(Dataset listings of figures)
┄┄┄┄┄┄┄┄┄┄

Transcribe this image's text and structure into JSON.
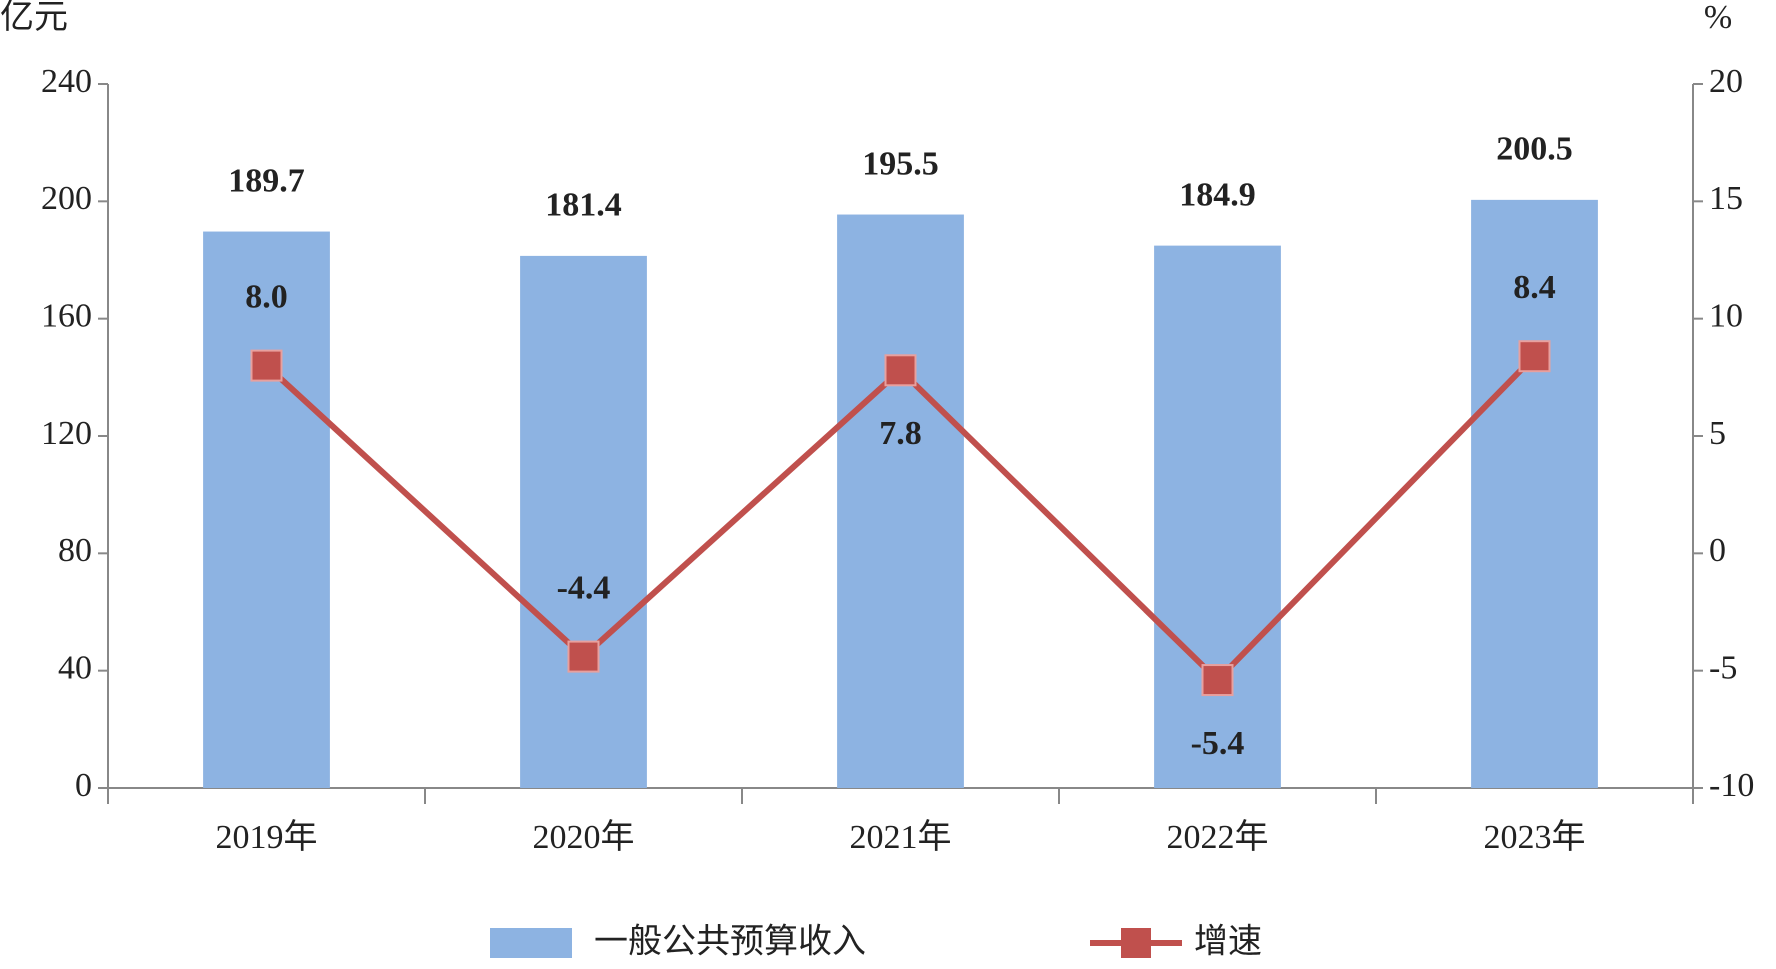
{
  "chart_data": {
    "type": "bar-line",
    "y_label": "亿元",
    "y2_label": "%",
    "categories": [
      "2019年",
      "2020年",
      "2021年",
      "2022年",
      "2023年"
    ],
    "series": [
      {
        "name": "一般公共预算收入",
        "type": "bar",
        "color": "#8db3e2",
        "values": [
          189.7,
          181.4,
          195.5,
          184.9,
          200.5
        ]
      },
      {
        "name": "增速",
        "type": "line",
        "axis": "y2",
        "color": "#c0504d",
        "values": [
          8.0,
          -4.4,
          7.8,
          -5.4,
          8.4
        ],
        "value_labels": [
          "8.0",
          "-4.4",
          "7.8",
          "-5.4",
          "8.4"
        ]
      }
    ],
    "ylim": [
      0,
      240
    ],
    "yticks": [
      0,
      40,
      80,
      120,
      160,
      200,
      240
    ],
    "y2lim": [
      -10,
      20
    ],
    "y2ticks": [
      -10,
      -5,
      0,
      5,
      10,
      15,
      20
    ],
    "legend": "bottom"
  }
}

┄┄┄┄┄┄┄┄┄┄

• [OBJECTIVE] Will you restate every entry word for word and omit the images?

• [ANSWER TO THE PROBLEM]
Transcribe this image's text and structure into JSON.
{
  "chart_data": {
    "type": "bar-line",
    "y_label": "亿元",
    "y2_label": "%",
    "categories": [
      "2019年",
      "2020年",
      "2021年",
      "2022年",
      "2023年"
    ],
    "series": [
      {
        "name": "一般公共预算收入",
        "type": "bar",
        "color": "#8db3e2",
        "values": [
          189.7,
          181.4,
          195.5,
          184.9,
          200.5
        ]
      },
      {
        "name": "增速",
        "type": "line",
        "axis": "y2",
        "color": "#c0504d",
        "values": [
          8.0,
          -4.4,
          7.8,
          -5.4,
          8.4
        ],
        "value_labels": [
          "8.0",
          "-4.4",
          "7.8",
          "-5.4",
          "8.4"
        ]
      }
    ],
    "ylim": [
      0,
      240
    ],
    "yticks": [
      0,
      40,
      80,
      120,
      160,
      200,
      240
    ],
    "y2lim": [
      -10,
      20
    ],
    "y2ticks": [
      -10,
      -5,
      0,
      5,
      10,
      15,
      20
    ],
    "legend": "bottom"
  }
}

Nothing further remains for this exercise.